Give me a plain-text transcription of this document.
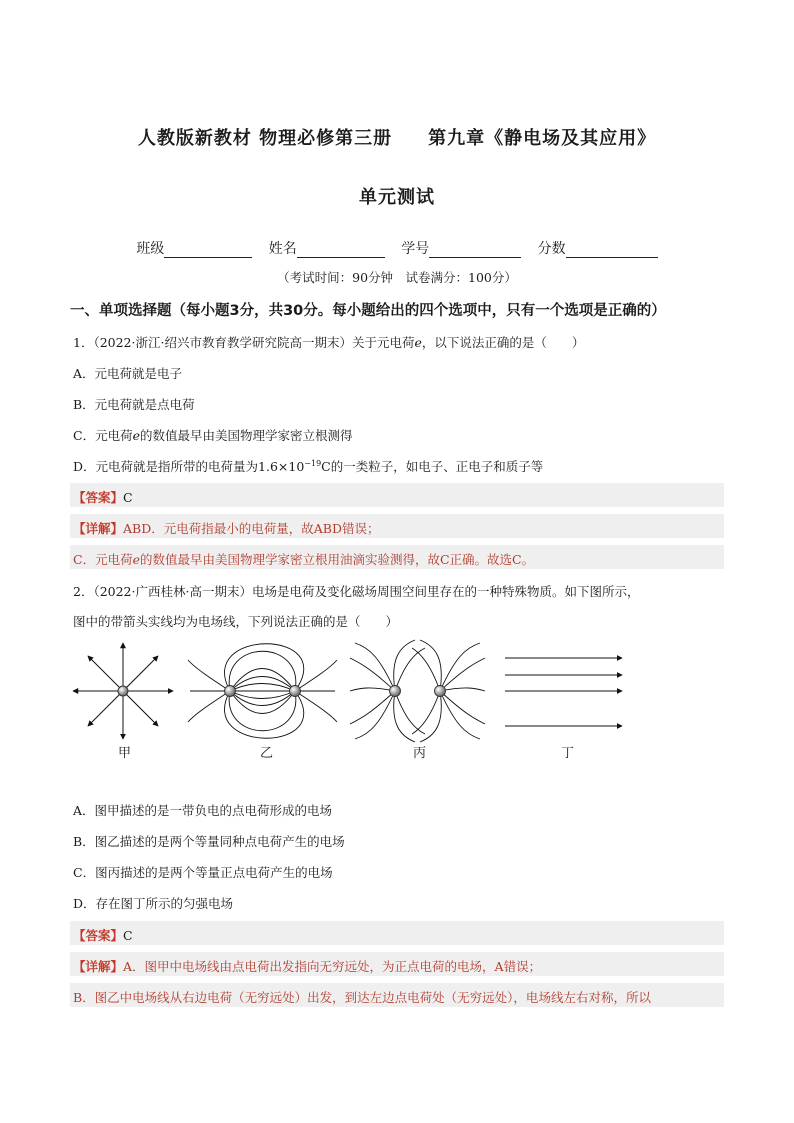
人教版新教材 物理必修第三册 第九章《静电场及其应用》
单元测试
班级	姓名	学号	分数
（考试时间：90分钟　试卷满分：100分）
一、单项选择题（每小题3分，共30分。每小题给出的四个选项中，只有一个选项是正确的）
1．（2022·浙江·绍兴市教育教学研究院高一期末）关于元电荷e，以下说法正确的是（　　）
A．元电荷就是电子
B．元电荷就是点电荷
C．元电荷e的数值最早由美国物理学家密立根测得
D．元电荷就是指所带的电荷量为$1.6\times 10^{-19}C$的一类粒子，如电子、正电子和质子等
【答案】C
【详解】ABD．元电荷指最小的电荷量，故ABD错误；
C．元电荷e的数值最早由美国物理学家密立根用油滴实验测得，故C正确。故选C。
2．（2022·广西桂林·高一期末）电场是电荷及变化磁场周围空间里存在的一种特殊物质。如下图所示，
图中的带箭头实线均为电场线，下列说法正确的是（　　）
甲	乙	丙	丁
A．图甲描述的是一带负电的点电荷形成的电场
B．图乙描述的是两个等量同种点电荷产生的电场
C．图丙描述的是两个等量正点电荷产生的电场
D．存在图丁所示的匀强电场
【答案】C
【详解】A．图甲中电场线由点电荷出发指向无穷远处，为正点电荷的电场，A错误；
B．图乙中电场线从右边电荷（无穷远处）出发，到达左边点电荷处（无穷远处），电场线左右对称，所以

| Aim of the task |
Copy every entry exactly as written. Pictures are excluded.

| Written answer |
Give me a plain-text transcription of this document.
人教版新教材 物理必修第三册 第九章《静电场及其应用》
单元测试
班级	姓名	学号	分数
（考试时间：90分钟　试卷满分：100分）
一、单项选择题（每小题3分，共30分。每小题给出的四个选项中，只有一个选项是正确的）
1．（2022·浙江·绍兴市教育教学研究院高一期末）关于元电荷e，以下说法正确的是（　　）
A．元电荷就是电子
B．元电荷就是点电荷
C．元电荷e的数值最早由美国物理学家密立根测得
D．元电荷就是指所带的电荷量为$1.6\times 10^{-19}C$的一类粒子，如电子、正电子和质子等
【答案】C
【详解】ABD．元电荷指最小的电荷量，故ABD错误；
C．元电荷e的数值最早由美国物理学家密立根用油滴实验测得，故C正确。故选C。
2．（2022·广西桂林·高一期末）电场是电荷及变化磁场周围空间里存在的一种特殊物质。如下图所示，
图中的带箭头实线均为电场线，下列说法正确的是（　　）
甲	乙	丙	丁
A．图甲描述的是一带负电的点电荷形成的电场
B．图乙描述的是两个等量同种点电荷产生的电场
C．图丙描述的是两个等量正点电荷产生的电场
D．存在图丁所示的匀强电场
【答案】C
【详解】A．图甲中电场线由点电荷出发指向无穷远处，为正点电荷的电场，A错误；
B．图乙中电场线从右边电荷（无穷远处）出发，到达左边点电荷处（无穷远处），电场线左右对称，所以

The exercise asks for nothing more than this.